### Instruction
Restate all of the data exactly.

%%

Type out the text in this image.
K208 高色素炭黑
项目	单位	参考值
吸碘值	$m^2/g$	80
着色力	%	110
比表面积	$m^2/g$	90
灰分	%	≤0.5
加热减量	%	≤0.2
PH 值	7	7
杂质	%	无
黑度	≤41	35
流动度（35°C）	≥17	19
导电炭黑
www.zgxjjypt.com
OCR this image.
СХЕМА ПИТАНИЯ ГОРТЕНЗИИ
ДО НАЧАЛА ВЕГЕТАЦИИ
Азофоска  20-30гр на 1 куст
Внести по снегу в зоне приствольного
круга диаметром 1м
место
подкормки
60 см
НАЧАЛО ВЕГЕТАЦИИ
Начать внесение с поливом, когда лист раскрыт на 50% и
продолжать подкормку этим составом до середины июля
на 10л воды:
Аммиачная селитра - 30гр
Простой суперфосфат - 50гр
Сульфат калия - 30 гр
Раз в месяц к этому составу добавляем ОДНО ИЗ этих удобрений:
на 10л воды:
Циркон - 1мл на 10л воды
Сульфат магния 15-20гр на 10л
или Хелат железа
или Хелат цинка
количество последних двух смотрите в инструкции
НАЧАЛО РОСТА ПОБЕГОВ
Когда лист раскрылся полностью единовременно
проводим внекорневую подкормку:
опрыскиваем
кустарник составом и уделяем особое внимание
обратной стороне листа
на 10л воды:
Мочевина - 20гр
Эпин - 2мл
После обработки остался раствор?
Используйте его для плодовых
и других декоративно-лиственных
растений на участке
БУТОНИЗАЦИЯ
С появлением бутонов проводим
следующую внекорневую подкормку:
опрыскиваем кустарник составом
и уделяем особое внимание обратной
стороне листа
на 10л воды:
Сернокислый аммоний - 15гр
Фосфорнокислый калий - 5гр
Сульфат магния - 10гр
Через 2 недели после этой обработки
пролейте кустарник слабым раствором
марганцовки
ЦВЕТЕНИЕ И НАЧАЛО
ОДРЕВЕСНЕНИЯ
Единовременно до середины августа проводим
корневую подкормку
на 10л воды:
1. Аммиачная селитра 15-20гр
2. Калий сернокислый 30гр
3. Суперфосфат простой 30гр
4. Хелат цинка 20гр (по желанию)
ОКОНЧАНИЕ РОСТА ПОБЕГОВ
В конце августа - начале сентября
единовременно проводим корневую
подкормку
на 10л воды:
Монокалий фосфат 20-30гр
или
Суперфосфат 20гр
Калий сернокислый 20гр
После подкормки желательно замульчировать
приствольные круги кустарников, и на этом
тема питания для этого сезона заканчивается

%%

### Worked solution
Type out the text in this image.
K208 高色素炭黑
项目	单位	参考值
吸碘值	$m^2/g$	80
着色力	%	110
比表面积	$m^2/g$	90
灰分	%	≤0.5
加热减量	%	≤0.2
PH 值	7	7
杂质	%	无
黑度	≤41	35
流动度（35°C）	≥17	19
导电炭黑
www.zgxjjypt.com
OCR this image.
СХЕМА ПИТАНИЯ ГОРТЕНЗИИ
ДО НАЧАЛА ВЕГЕТАЦИИ
Азофоска  20-30гр на 1 куст
Внести по снегу в зоне приствольного
круга диаметром 1м
место
подкормки
60 см
НАЧАЛО ВЕГЕТАЦИИ
Начать внесение с поливом, когда лист раскрыт на 50% и
продолжать подкормку этим составом до середины июля
на 10л воды:
Аммиачная селитра - 30гр
Простой суперфосфат - 50гр
Сульфат калия - 30 гр
Раз в месяц к этому составу добавляем ОДНО ИЗ этих удобрений:
на 10л воды:
Циркон - 1мл на 10л воды
Сульфат магния 15-20гр на 10л
или Хелат железа
или Хелат цинка
количество последних двух смотрите в инструкции
НАЧАЛО РОСТА ПОБЕГОВ
Когда лист раскрылся полностью единовременно
проводим внекорневую подкормку:
опрыскиваем
кустарник составом и уделяем особое внимание
обратной стороне листа
на 10л воды:
Мочевина - 20гр
Эпин - 2мл
После обработки остался раствор?
Используйте его для плодовых
и других декоративно-лиственных
растений на участке
БУТОНИЗАЦИЯ
С появлением бутонов проводим
следующую внекорневую подкормку:
опрыскиваем кустарник составом
и уделяем особое внимание обратной
стороне листа
на 10л воды:
Сернокислый аммоний - 15гр
Фосфорнокислый калий - 5гр
Сульфат магния - 10гр
Через 2 недели после этой обработки
пролейте кустарник слабым раствором
марганцовки
ЦВЕТЕНИЕ И НАЧАЛО
ОДРЕВЕСНЕНИЯ
Единовременно до середины августа проводим
корневую подкормку
на 10л воды:
1. Аммиачная селитра 15-20гр
2. Калий сернокислый 30гр
3. Суперфосфат простой 30гр
4. Хелат цинка 20гр (по желанию)
ОКОНЧАНИЕ РОСТА ПОБЕГОВ
В конце августа - начале сентября
единовременно проводим корневую
подкормку
на 10л воды:
Монокалий фосфат 20-30гр
или
Суперфосфат 20гр
Калий сернокислый 20гр
После подкормки желательно замульчировать
приствольные круги кустарников, и на этом
тема питания для этого сезона заканчивается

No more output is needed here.